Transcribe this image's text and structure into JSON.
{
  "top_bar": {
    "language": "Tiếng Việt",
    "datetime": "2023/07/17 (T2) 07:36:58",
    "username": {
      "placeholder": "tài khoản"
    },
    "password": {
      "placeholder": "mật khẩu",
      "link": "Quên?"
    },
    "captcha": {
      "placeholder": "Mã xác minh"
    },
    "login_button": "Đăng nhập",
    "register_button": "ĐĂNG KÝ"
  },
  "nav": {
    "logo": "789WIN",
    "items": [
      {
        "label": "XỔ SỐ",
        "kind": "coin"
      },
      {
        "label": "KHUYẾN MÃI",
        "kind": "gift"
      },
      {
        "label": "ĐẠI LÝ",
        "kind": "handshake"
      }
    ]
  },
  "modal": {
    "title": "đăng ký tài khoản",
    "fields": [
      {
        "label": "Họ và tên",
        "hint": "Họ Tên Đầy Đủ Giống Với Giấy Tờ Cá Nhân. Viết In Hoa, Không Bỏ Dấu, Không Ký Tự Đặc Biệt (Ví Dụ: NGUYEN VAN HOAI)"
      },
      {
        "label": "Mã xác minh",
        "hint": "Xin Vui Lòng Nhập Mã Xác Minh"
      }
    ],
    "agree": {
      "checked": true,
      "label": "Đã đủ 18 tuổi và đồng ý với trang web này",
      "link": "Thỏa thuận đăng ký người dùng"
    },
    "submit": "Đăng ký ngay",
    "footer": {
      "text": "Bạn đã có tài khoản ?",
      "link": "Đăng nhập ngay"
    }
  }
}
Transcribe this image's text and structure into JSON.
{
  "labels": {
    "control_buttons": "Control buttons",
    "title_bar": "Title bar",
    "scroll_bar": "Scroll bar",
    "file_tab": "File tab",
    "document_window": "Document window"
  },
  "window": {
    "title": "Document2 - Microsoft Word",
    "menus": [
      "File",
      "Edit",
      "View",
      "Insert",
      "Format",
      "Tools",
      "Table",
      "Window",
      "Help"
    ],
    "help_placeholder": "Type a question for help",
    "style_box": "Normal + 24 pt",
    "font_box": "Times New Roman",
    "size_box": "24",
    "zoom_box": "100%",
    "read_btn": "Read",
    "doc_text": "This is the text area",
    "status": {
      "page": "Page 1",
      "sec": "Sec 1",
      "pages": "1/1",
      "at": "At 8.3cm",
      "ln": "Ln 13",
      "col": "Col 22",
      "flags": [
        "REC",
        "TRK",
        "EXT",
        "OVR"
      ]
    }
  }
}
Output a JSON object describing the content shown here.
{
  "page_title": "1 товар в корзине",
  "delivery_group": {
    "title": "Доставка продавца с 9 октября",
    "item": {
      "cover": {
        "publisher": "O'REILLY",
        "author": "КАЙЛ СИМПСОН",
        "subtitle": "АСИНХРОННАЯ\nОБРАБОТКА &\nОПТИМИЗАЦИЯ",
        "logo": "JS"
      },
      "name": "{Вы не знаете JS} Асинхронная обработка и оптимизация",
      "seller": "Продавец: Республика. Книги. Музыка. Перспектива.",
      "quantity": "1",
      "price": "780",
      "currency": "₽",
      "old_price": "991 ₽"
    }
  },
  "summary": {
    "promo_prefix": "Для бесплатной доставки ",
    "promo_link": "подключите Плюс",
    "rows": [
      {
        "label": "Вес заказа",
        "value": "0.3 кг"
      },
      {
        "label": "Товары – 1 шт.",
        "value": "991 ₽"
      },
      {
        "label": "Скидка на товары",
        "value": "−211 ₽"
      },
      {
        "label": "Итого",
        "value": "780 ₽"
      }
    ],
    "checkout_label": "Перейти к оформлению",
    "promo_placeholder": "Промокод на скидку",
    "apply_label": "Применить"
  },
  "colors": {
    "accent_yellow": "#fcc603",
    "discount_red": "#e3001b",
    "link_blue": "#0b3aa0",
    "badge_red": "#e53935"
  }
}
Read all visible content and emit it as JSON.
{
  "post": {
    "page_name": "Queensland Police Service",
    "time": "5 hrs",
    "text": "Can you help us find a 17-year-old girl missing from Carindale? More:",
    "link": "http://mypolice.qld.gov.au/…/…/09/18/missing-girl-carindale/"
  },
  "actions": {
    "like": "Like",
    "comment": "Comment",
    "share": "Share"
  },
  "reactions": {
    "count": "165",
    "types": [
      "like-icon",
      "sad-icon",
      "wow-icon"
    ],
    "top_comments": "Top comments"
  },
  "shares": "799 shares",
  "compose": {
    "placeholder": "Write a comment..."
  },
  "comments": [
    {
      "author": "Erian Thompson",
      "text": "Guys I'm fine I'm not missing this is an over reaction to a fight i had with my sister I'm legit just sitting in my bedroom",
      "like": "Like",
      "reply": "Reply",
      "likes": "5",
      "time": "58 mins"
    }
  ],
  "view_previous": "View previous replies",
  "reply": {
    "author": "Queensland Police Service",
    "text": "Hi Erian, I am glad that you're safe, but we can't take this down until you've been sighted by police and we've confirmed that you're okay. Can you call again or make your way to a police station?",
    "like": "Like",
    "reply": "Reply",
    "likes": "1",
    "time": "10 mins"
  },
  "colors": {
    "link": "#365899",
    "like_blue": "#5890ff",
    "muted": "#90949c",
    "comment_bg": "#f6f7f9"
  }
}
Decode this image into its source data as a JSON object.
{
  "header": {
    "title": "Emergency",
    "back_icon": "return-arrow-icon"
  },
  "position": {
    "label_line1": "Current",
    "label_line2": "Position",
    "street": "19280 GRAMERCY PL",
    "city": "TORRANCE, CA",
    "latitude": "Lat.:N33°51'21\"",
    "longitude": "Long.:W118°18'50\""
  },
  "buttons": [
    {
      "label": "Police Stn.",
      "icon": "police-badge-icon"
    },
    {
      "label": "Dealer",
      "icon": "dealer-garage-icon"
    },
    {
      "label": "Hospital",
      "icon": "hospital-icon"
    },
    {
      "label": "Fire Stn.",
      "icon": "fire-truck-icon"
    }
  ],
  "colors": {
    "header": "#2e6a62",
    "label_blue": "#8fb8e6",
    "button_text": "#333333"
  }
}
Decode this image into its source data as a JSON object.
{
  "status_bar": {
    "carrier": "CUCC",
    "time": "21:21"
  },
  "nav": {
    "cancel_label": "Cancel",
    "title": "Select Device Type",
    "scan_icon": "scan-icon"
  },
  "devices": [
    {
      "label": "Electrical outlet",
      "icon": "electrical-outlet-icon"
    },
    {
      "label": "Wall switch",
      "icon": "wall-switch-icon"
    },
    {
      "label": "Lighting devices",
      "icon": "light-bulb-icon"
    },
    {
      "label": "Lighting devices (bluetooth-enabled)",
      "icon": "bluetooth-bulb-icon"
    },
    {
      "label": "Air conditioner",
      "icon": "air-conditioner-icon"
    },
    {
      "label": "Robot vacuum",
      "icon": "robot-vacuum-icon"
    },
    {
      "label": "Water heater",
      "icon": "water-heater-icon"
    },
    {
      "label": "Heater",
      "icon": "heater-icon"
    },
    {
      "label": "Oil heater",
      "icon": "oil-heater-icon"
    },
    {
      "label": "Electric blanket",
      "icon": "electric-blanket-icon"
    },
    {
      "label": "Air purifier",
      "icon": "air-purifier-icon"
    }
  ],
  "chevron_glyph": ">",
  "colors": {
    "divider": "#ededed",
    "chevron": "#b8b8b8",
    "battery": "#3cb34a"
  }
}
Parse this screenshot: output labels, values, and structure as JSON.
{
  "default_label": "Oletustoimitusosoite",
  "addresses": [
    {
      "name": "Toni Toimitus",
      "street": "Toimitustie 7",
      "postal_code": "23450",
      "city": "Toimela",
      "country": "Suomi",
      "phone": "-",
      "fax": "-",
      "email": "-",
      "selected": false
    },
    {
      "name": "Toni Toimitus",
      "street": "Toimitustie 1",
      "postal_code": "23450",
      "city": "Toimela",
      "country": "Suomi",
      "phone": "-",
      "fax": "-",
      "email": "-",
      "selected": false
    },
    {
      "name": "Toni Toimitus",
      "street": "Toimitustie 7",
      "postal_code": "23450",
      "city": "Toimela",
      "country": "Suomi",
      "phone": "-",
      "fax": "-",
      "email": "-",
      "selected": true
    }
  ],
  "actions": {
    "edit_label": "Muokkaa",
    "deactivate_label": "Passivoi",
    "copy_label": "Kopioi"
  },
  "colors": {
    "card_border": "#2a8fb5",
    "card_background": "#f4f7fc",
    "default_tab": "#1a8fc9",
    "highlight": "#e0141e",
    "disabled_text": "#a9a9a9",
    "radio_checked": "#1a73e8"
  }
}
__________________________________________________
## SET PROBLEM
Of the lines in the data above, how many contain the word "buttons"? Give only that figure.

## TASK RESULT
2